# TASK GOAL:
Search the records for "Informations". Copy every line where it appears.

# PROVIDED DATA:
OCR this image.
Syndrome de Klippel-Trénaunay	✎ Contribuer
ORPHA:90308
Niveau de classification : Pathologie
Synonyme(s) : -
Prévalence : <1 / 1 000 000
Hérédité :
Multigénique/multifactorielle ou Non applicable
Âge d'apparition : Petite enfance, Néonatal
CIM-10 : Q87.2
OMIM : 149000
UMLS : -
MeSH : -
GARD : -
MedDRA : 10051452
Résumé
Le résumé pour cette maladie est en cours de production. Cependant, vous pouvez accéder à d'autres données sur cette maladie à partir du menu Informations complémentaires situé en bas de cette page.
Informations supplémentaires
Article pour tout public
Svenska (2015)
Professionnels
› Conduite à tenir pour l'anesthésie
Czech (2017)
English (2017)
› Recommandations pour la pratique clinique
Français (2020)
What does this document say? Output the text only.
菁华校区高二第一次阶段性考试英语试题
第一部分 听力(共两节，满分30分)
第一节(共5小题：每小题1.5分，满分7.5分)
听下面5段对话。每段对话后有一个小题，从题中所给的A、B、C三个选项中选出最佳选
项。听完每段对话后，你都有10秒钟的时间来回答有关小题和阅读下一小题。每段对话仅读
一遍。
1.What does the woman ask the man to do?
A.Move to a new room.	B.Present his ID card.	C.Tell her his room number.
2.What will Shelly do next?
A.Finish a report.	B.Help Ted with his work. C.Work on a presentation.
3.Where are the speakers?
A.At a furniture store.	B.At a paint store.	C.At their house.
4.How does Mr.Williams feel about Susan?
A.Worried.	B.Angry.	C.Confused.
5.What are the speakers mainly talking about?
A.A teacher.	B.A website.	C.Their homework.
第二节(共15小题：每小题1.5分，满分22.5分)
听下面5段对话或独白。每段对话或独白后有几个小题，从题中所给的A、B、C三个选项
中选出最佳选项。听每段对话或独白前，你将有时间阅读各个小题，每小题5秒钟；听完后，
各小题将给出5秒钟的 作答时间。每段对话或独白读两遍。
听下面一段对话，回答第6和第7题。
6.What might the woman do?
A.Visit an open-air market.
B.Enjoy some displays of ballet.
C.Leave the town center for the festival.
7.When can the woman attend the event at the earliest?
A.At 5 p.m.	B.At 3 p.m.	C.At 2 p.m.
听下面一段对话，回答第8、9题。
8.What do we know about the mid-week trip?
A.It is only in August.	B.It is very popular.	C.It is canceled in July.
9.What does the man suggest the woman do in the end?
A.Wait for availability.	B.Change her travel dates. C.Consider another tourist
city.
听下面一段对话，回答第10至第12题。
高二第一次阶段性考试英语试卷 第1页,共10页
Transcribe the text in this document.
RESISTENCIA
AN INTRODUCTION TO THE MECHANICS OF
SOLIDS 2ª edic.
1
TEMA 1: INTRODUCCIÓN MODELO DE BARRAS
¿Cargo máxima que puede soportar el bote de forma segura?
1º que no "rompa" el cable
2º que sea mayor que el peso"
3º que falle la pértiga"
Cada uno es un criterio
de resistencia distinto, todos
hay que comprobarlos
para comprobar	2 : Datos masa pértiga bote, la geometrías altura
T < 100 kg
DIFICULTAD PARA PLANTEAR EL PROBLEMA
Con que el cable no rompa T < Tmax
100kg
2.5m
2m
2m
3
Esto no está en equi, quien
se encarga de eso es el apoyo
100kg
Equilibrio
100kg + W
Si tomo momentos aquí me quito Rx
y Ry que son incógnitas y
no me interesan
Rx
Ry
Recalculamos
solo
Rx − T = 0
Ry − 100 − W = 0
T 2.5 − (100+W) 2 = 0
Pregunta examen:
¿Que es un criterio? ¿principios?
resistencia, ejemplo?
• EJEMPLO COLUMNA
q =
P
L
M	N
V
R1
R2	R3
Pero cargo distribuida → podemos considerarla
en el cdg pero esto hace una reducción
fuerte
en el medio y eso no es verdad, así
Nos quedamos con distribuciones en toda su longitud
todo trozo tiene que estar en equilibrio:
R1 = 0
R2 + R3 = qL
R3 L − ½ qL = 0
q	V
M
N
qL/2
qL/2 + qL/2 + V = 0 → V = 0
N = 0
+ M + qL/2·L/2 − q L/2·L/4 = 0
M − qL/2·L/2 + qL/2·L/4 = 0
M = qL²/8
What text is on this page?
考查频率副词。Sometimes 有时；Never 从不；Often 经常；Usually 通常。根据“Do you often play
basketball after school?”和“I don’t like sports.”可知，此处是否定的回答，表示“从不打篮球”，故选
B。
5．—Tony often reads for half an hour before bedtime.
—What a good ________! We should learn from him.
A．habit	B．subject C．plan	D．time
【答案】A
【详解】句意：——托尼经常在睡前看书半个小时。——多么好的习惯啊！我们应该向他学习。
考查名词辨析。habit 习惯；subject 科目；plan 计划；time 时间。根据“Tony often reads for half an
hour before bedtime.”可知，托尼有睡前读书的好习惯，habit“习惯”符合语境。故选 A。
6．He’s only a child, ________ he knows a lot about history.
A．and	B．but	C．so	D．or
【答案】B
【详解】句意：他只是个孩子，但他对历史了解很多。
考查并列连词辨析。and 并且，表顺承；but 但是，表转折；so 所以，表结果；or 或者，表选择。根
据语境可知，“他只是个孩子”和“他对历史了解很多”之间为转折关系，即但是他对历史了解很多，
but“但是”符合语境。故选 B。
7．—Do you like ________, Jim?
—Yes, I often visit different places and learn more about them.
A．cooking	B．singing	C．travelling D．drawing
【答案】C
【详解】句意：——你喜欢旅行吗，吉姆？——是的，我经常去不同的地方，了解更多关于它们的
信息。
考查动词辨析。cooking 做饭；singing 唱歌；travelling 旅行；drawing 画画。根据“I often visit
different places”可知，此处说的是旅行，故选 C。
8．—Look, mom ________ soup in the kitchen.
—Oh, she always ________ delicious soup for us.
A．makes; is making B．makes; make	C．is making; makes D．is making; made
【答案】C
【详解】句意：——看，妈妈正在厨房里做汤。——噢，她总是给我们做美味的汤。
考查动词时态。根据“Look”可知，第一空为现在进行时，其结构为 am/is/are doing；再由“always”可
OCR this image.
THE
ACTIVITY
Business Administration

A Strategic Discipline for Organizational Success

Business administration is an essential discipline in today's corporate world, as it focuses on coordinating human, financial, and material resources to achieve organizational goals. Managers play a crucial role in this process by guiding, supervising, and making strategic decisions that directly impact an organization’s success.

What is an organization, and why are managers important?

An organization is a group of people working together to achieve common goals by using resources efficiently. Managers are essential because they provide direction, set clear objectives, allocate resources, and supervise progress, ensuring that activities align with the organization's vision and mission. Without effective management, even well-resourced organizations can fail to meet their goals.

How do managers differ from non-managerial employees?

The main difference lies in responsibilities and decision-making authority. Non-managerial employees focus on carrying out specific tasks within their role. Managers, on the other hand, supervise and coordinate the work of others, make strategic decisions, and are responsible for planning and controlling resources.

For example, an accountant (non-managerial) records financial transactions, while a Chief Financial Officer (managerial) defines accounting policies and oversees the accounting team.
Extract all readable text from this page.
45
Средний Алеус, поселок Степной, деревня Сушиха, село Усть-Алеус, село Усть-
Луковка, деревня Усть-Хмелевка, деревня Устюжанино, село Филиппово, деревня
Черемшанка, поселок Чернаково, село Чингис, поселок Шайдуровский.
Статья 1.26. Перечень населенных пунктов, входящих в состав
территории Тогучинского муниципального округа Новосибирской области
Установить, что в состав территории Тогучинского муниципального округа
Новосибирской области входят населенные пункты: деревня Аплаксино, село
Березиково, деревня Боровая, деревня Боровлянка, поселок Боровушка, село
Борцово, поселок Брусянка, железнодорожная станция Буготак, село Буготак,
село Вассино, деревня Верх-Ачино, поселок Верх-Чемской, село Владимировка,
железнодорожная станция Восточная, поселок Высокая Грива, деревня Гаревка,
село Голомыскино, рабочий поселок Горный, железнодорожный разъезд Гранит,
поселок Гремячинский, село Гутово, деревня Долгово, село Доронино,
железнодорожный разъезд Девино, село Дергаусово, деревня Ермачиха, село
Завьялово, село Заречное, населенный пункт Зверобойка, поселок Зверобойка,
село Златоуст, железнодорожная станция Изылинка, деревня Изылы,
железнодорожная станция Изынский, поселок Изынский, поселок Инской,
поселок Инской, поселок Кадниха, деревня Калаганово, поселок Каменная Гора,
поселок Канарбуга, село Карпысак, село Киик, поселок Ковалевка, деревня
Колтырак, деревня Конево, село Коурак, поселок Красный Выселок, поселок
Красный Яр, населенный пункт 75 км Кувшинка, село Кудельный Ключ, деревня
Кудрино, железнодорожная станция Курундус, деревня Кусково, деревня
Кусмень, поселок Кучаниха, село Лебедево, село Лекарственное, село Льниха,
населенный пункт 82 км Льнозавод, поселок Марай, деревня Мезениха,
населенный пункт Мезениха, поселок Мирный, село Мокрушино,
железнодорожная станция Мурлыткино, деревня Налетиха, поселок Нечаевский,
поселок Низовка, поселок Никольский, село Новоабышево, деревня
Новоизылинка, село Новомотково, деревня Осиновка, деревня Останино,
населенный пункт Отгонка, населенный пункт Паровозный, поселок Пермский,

# EXERCISE OUTPUT:
Le résumé pour cette maladie est en cours de production. Cependant, vous pouvez accéder à d'autres données sur cette maladie à partir du menu Informations complémentaires situé en bas de cette page.
Informations supplémentaires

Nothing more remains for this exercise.